- **Aim**: Strip the pictures and reproduce the rest of the listing exactly.
────────
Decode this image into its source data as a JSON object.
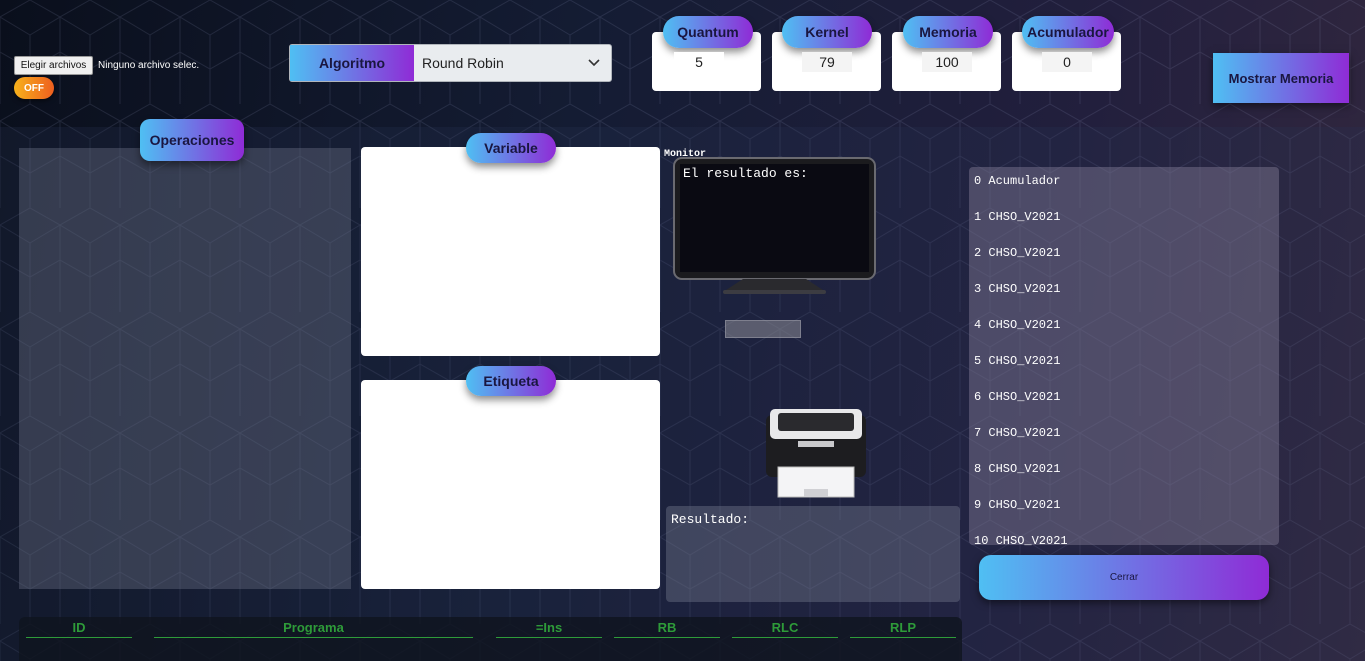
{
  "file_input": {
    "button_label": "Elegir archivos",
    "status": "Ninguno archivo selec."
  },
  "toggle": {
    "label": "OFF"
  },
  "algorithm": {
    "label": "Algoritmo",
    "selected": "Round Robin"
  },
  "stats": [
    {
      "label": "Quantum",
      "value": "5"
    },
    {
      "label": "Kernel",
      "value": "79"
    },
    {
      "label": "Memoria",
      "value": "100"
    },
    {
      "label": "Acumulador",
      "value": "0"
    }
  ],
  "show_memory_button": "Mostrar Memoria",
  "operations_label": "Operaciones",
  "variable_label": "Variable",
  "etiqueta_label": "Etiqueta",
  "monitor": {
    "label": "Monitor",
    "screen_text": "El resultado es:"
  },
  "result_label": "Resultado:",
  "memory_items": [
    "0 Acumulador",
    "1 CHSO_V2021",
    "2 CHSO_V2021",
    "3 CHSO_V2021",
    "4 CHSO_V2021",
    "5 CHSO_V2021",
    "6 CHSO_V2021",
    "7 CHSO_V2021",
    "8 CHSO_V2021",
    "9 CHSO_V2021",
    "10 CHSO_V2021"
  ],
  "close_button": "Cerrar",
  "table_headers": [
    "ID",
    "Programa",
    "=Ins",
    "RB",
    "RLC",
    "RLP"
  ],
  "colors": {
    "accent_start": "#4fbff3",
    "accent_end": "#8f2bd6",
    "table_header": "#2e9b39",
    "toggle": "#f08a1c"
  },
  "icons": [
    "monitor-icon",
    "printer-icon",
    "chevron-down-icon"
  ]
}
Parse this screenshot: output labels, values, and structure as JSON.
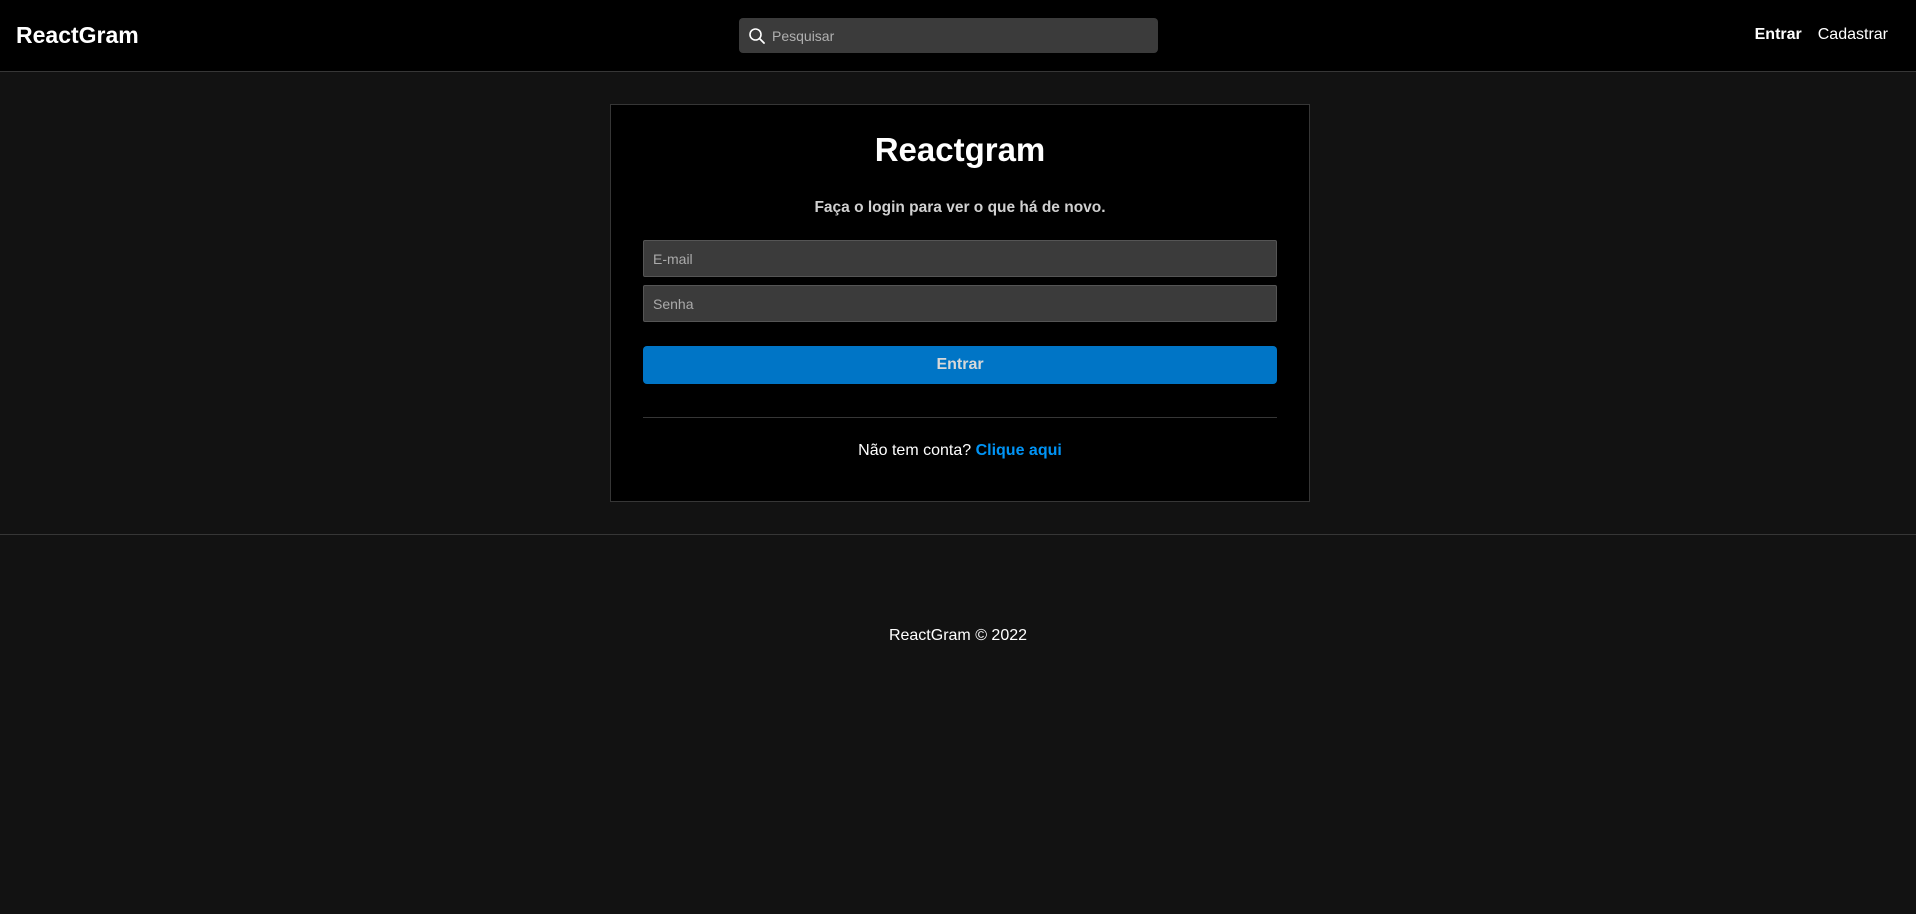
{
  "navbar": {
    "brand": "ReactGram",
    "search": {
      "placeholder": "Pesquisar",
      "value": "",
      "icon": "search-icon"
    },
    "links": {
      "login": "Entrar",
      "register": "Cadastrar"
    }
  },
  "login": {
    "title": "Reactgram",
    "subtitle": "Faça o login para ver o que há de novo.",
    "email_placeholder": "E-mail",
    "password_placeholder": "Senha",
    "submit_label": "Entrar",
    "signup_prompt": "Não tem conta?",
    "signup_link": "Clique aqui"
  },
  "footer": {
    "text": "ReactGram © 2022"
  },
  "colors": {
    "page_bg": "#121212",
    "navbar_bg": "#000000",
    "card_bg": "#000000",
    "input_bg": "#3b3b3b",
    "button_bg": "#0075c6",
    "link_color": "#0094f6",
    "border": "#363636"
  }
}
────────
- **Answer**:
Decode this image into its source data as a JSON object.
{
  "file_input": {
    "button_label": "Elegir archivos",
    "status": "Ninguno archivo selec."
  },
  "toggle": {
    "label": "OFF"
  },
  "algorithm": {
    "label": "Algoritmo",
    "selected": "Round Robin"
  },
  "stats": [
    {
      "label": "Quantum",
      "value": "5"
    },
    {
      "label": "Kernel",
      "value": "79"
    },
    {
      "label": "Memoria",
      "value": "100"
    },
    {
      "label": "Acumulador",
      "value": "0"
    }
  ],
  "show_memory_button": "Mostrar Memoria",
  "operations_label": "Operaciones",
  "variable_label": "Variable",
  "etiqueta_label": "Etiqueta",
  "monitor": {
    "label": "Monitor",
    "screen_text": "El resultado es:"
  },
  "result_label": "Resultado:",
  "memory_items": [
    "0 Acumulador",
    "1 CHSO_V2021",
    "2 CHSO_V2021",
    "3 CHSO_V2021",
    "4 CHSO_V2021",
    "5 CHSO_V2021",
    "6 CHSO_V2021",
    "7 CHSO_V2021",
    "8 CHSO_V2021",
    "9 CHSO_V2021",
    "10 CHSO_V2021"
  ],
  "close_button": "Cerrar",
  "table_headers": [
    "ID",
    "Programa",
    "=Ins",
    "RB",
    "RLC",
    "RLP"
  ],
  "colors": {
    "accent_start": "#4fbff3",
    "accent_end": "#8f2bd6",
    "table_header": "#2e9b39",
    "toggle": "#f08a1c"
  },
  "icons": [
    "monitor-icon",
    "printer-icon",
    "chevron-down-icon"
  ]
}
Parse this screenshot: output labels, values, and structure as JSON.
{
  "navbar": {
    "brand": "ReactGram",
    "search": {
      "placeholder": "Pesquisar",
      "value": "",
      "icon": "search-icon"
    },
    "links": {
      "login": "Entrar",
      "register": "Cadastrar"
    }
  },
  "login": {
    "title": "Reactgram",
    "subtitle": "Faça o login para ver o que há de novo.",
    "email_placeholder": "E-mail",
    "password_placeholder": "Senha",
    "submit_label": "Entrar",
    "signup_prompt": "Não tem conta?",
    "signup_link": "Clique aqui"
  },
  "footer": {
    "text": "ReactGram © 2022"
  },
  "colors": {
    "page_bg": "#121212",
    "navbar_bg": "#000000",
    "card_bg": "#000000",
    "input_bg": "#3b3b3b",
    "button_bg": "#0075c6",
    "link_color": "#0094f6",
    "border": "#363636"
  }
}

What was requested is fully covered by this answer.